Give back the full listing verbatim, apart from its images.

------

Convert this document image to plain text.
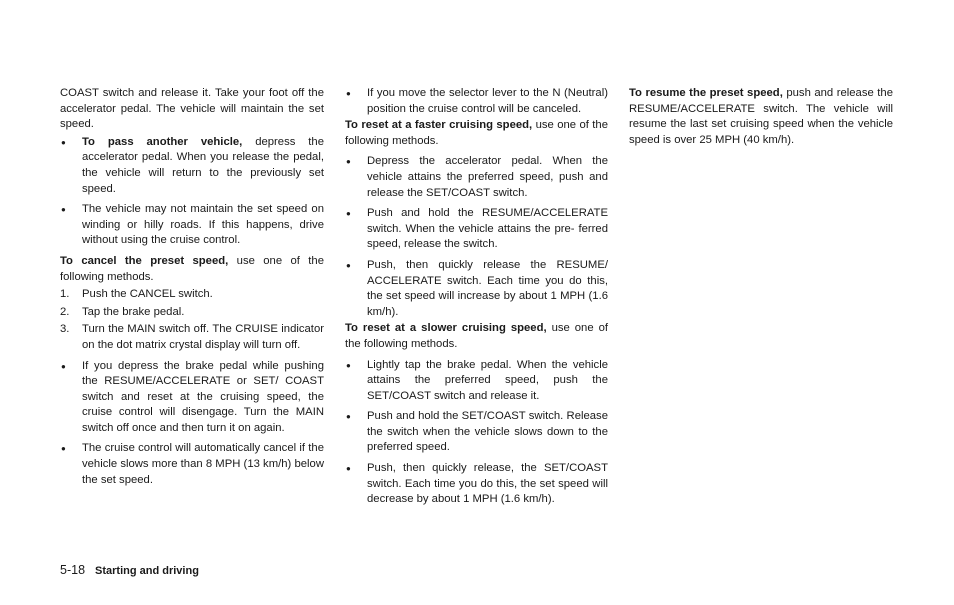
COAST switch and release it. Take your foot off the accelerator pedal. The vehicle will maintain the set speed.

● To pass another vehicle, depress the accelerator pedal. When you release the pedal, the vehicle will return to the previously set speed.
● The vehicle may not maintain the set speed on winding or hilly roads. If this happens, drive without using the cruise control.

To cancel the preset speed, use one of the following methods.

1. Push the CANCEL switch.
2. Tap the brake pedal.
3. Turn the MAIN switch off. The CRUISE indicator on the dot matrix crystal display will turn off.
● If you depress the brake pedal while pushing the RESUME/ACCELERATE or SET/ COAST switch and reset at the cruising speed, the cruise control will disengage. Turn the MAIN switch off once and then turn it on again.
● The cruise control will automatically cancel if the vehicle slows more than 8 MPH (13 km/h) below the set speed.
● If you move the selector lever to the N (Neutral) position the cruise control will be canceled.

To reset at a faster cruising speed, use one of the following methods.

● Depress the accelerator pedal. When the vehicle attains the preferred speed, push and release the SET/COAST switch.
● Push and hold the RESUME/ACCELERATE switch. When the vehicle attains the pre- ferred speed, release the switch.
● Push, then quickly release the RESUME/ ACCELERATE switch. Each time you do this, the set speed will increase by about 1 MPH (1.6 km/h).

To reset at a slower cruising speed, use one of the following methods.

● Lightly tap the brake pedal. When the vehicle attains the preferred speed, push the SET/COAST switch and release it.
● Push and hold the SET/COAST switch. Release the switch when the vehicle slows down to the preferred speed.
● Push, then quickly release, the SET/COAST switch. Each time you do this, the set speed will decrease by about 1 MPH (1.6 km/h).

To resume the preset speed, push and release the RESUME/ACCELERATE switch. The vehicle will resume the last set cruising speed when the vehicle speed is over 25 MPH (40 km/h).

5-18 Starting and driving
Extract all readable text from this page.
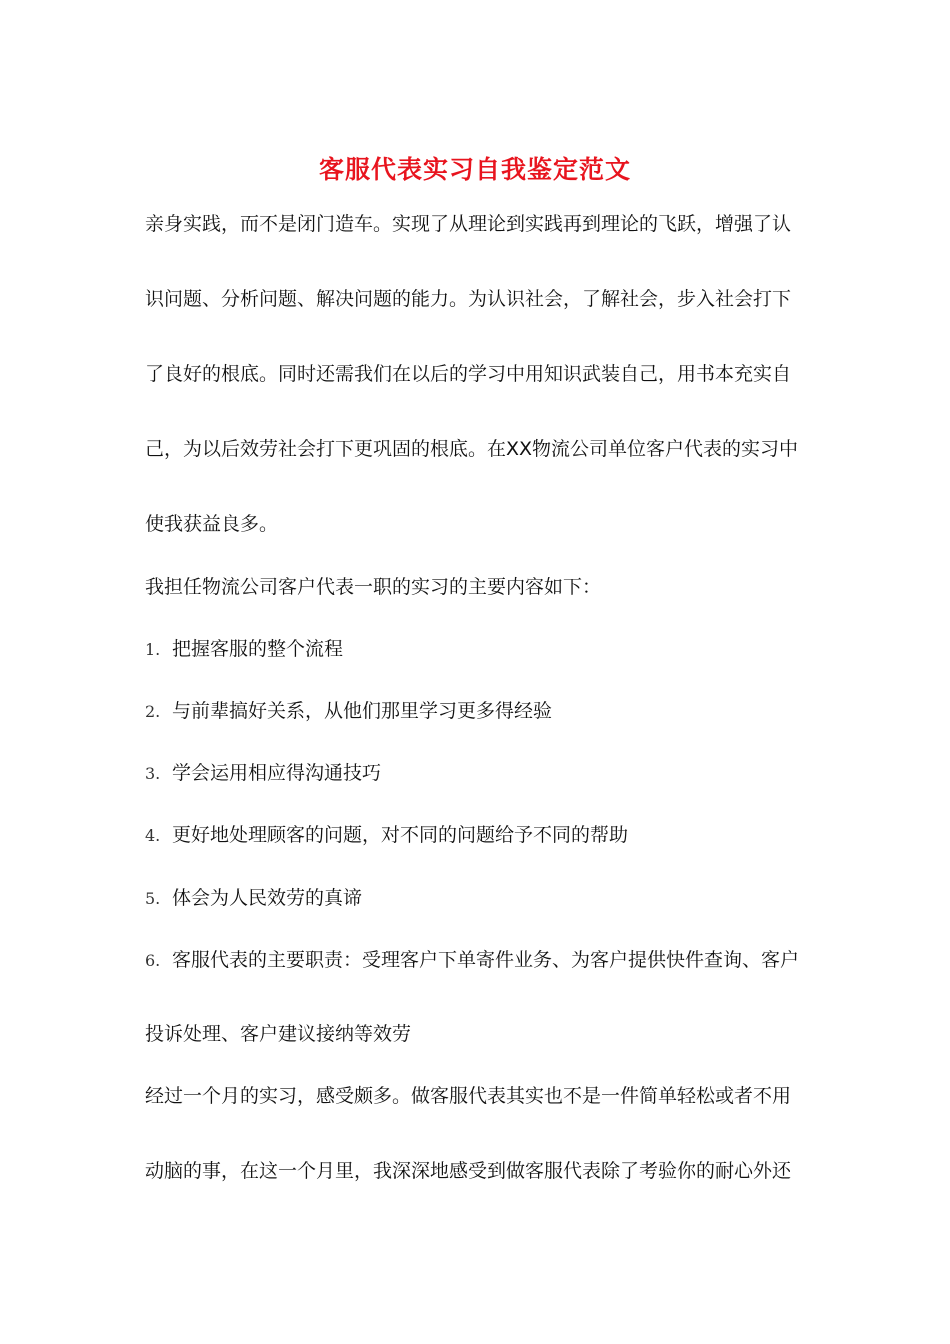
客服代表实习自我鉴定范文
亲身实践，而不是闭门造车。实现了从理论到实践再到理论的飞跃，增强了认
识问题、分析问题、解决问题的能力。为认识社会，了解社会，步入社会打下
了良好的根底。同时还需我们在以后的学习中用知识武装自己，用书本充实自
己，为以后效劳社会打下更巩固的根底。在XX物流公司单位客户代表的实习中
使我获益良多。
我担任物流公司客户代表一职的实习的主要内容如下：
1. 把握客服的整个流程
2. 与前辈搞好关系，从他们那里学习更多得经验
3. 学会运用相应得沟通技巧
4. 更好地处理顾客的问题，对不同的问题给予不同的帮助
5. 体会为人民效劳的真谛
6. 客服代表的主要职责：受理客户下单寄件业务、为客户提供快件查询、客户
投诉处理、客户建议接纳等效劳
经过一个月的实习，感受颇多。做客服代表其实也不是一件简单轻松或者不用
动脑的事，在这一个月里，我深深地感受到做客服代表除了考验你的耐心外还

------

## ANSWER FOR THE TASK
Convert this document image to plain text.
COAST switch and release it. Take your foot off the accelerator pedal. The vehicle will maintain the set speed.

● To pass another vehicle, depress the accelerator pedal. When you release the pedal, the vehicle will return to the previously set speed.
● The vehicle may not maintain the set speed on winding or hilly roads. If this happens, drive without using the cruise control.

To cancel the preset speed, use one of the following methods.

1. Push the CANCEL switch.
2. Tap the brake pedal.
3. Turn the MAIN switch off. The CRUISE indicator on the dot matrix crystal display will turn off.
● If you depress the brake pedal while pushing the RESUME/ACCELERATE or SET/ COAST switch and reset at the cruising speed, the cruise control will disengage. Turn the MAIN switch off once and then turn it on again.
● The cruise control will automatically cancel if the vehicle slows more than 8 MPH (13 km/h) below the set speed.
● If you move the selector lever to the N (Neutral) position the cruise control will be canceled.

To reset at a faster cruising speed, use one of the following methods.

● Depress the accelerator pedal. When the vehicle attains the preferred speed, push and release the SET/COAST switch.
● Push and hold the RESUME/ACCELERATE switch. When the vehicle attains the pre- ferred speed, release the switch.
● Push, then quickly release the RESUME/ ACCELERATE switch. Each time you do this, the set speed will increase by about 1 MPH (1.6 km/h).

To reset at a slower cruising speed, use one of the following methods.

● Lightly tap the brake pedal. When the vehicle attains the preferred speed, push the SET/COAST switch and release it.
● Push and hold the SET/COAST switch. Release the switch when the vehicle slows down to the preferred speed.
● Push, then quickly release, the SET/COAST switch. Each time you do this, the set speed will decrease by about 1 MPH (1.6 km/h).

To resume the preset speed, push and release the RESUME/ACCELERATE switch. The vehicle will resume the last set cruising speed when the vehicle speed is over 25 MPH (40 km/h).

5-18 Starting and driving
Extract all readable text from this page.
客服代表实习自我鉴定范文
亲身实践，而不是闭门造车。实现了从理论到实践再到理论的飞跃，增强了认
识问题、分析问题、解决问题的能力。为认识社会，了解社会，步入社会打下
了良好的根底。同时还需我们在以后的学习中用知识武装自己，用书本充实自
己，为以后效劳社会打下更巩固的根底。在XX物流公司单位客户代表的实习中
使我获益良多。
我担任物流公司客户代表一职的实习的主要内容如下：
1. 把握客服的整个流程
2. 与前辈搞好关系，从他们那里学习更多得经验
3. 学会运用相应得沟通技巧
4. 更好地处理顾客的问题，对不同的问题给予不同的帮助
5. 体会为人民效劳的真谛
6. 客服代表的主要职责：受理客户下单寄件业务、为客户提供快件查询、客户
投诉处理、客户建议接纳等效劳
经过一个月的实习，感受颇多。做客服代表其实也不是一件简单轻松或者不用
动脑的事，在这一个月里，我深深地感受到做客服代表除了考验你的耐心外还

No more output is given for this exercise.